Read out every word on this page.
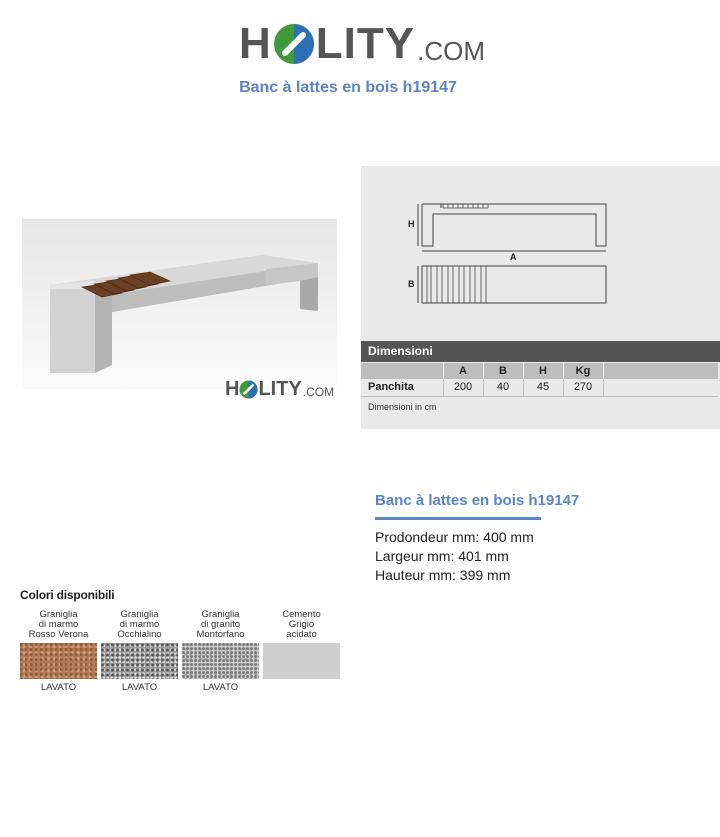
H LITY .COM
Banc à lattes en bois h19147
H LITY .COM
H
A
B
Dimensioni
	A	B	H	Kg	
Panchita	200	40	45	270	
Dimensioni in cm
Colori disponibili
Graniglia
di marmo
Rosso Verona
LAVATO
Graniglia
di marmo
Occhialino
LAVATO
Graniglia
di granito
Montorfano
LAVATO
Cemento
Grigio
acidato
Banc à lattes en bois h19147
Prodondeur mm: 400 mm
Largeur mm: 401 mm
Hauteur mm: 399 mm
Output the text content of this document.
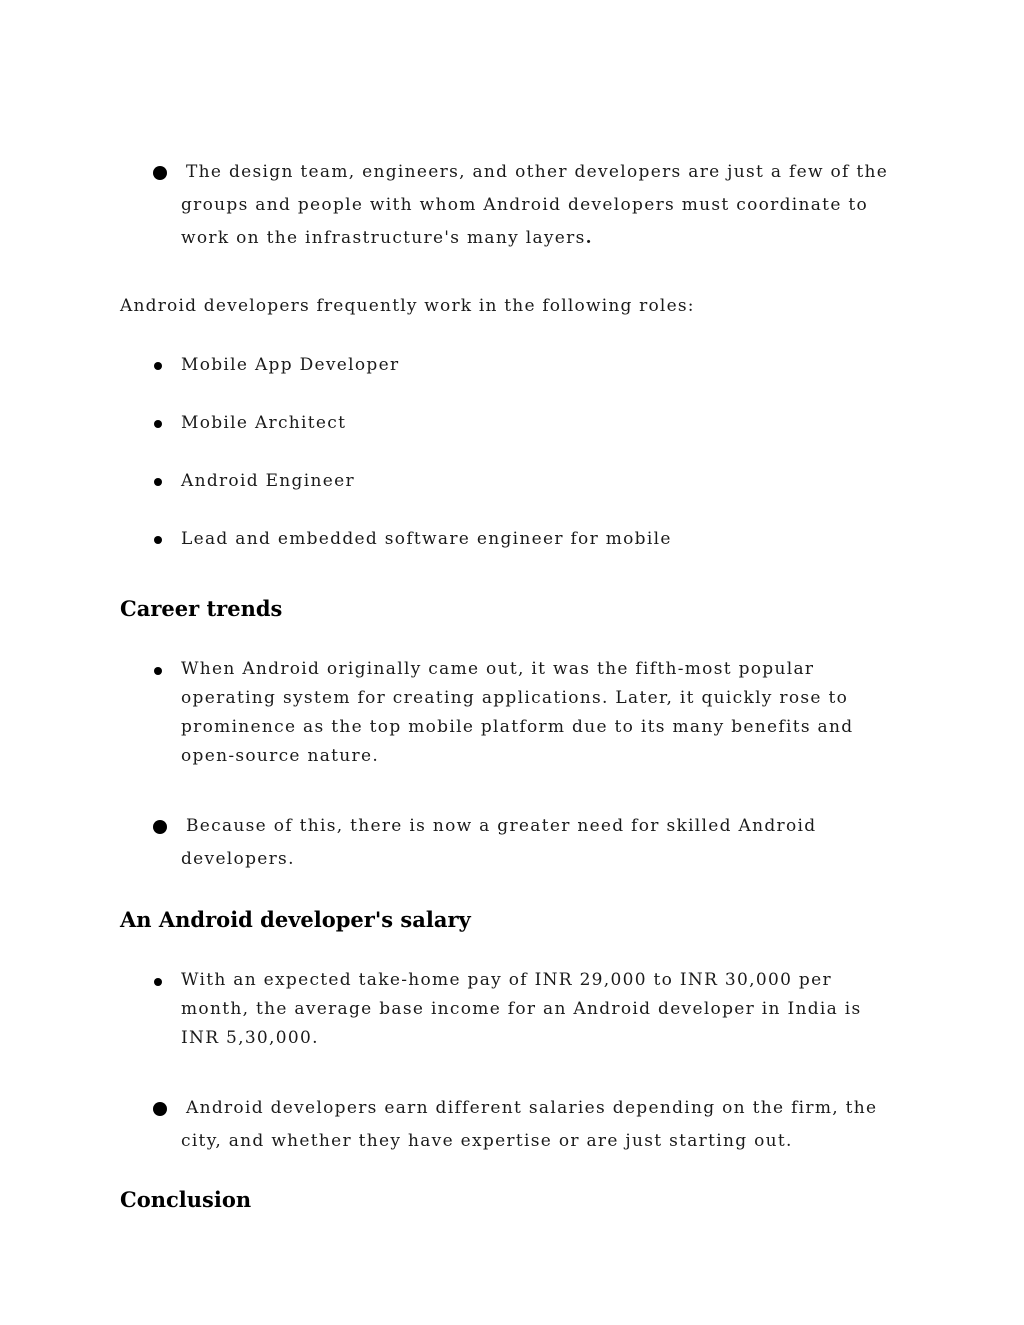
The design team, engineers, and other developers are just a few of the groups and people with whom Android developers must coordinate to work on the infrastructure's many layers.
Android developers frequently work in the following roles:
Mobile App Developer
Mobile Architect
Android Engineer
Lead and embedded software engineer for mobile
Career trends
When Android originally came out, it was the fifth-most popular operating system for creating applications. Later, it quickly rose to prominence as the top mobile platform due to its many benefits and open-source nature.
Because of this, there is now a greater need for skilled Android developers.
An Android developer's salary
With an expected take-home pay of INR 29,000 to INR 30,000 per month, the average base income for an Android developer in India is INR 5,30,000.
Android developers earn different salaries depending on the firm, the city, and whether they have expertise or are just starting out.
Conclusion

※ ※ ※

### [Exercise task]
Search the data above for the word "many", then gather each line in which it appears.

### [Result]
The design team, engineers, and other developers are just a few of the groups and people with whom Android developers must coordinate to work on the infrastructure's many layers.
When Android originally came out, it was the fifth-most popular operating system for creating applications. Later, it quickly rose to prominence as the top mobile platform due to its many benefits and open-source nature.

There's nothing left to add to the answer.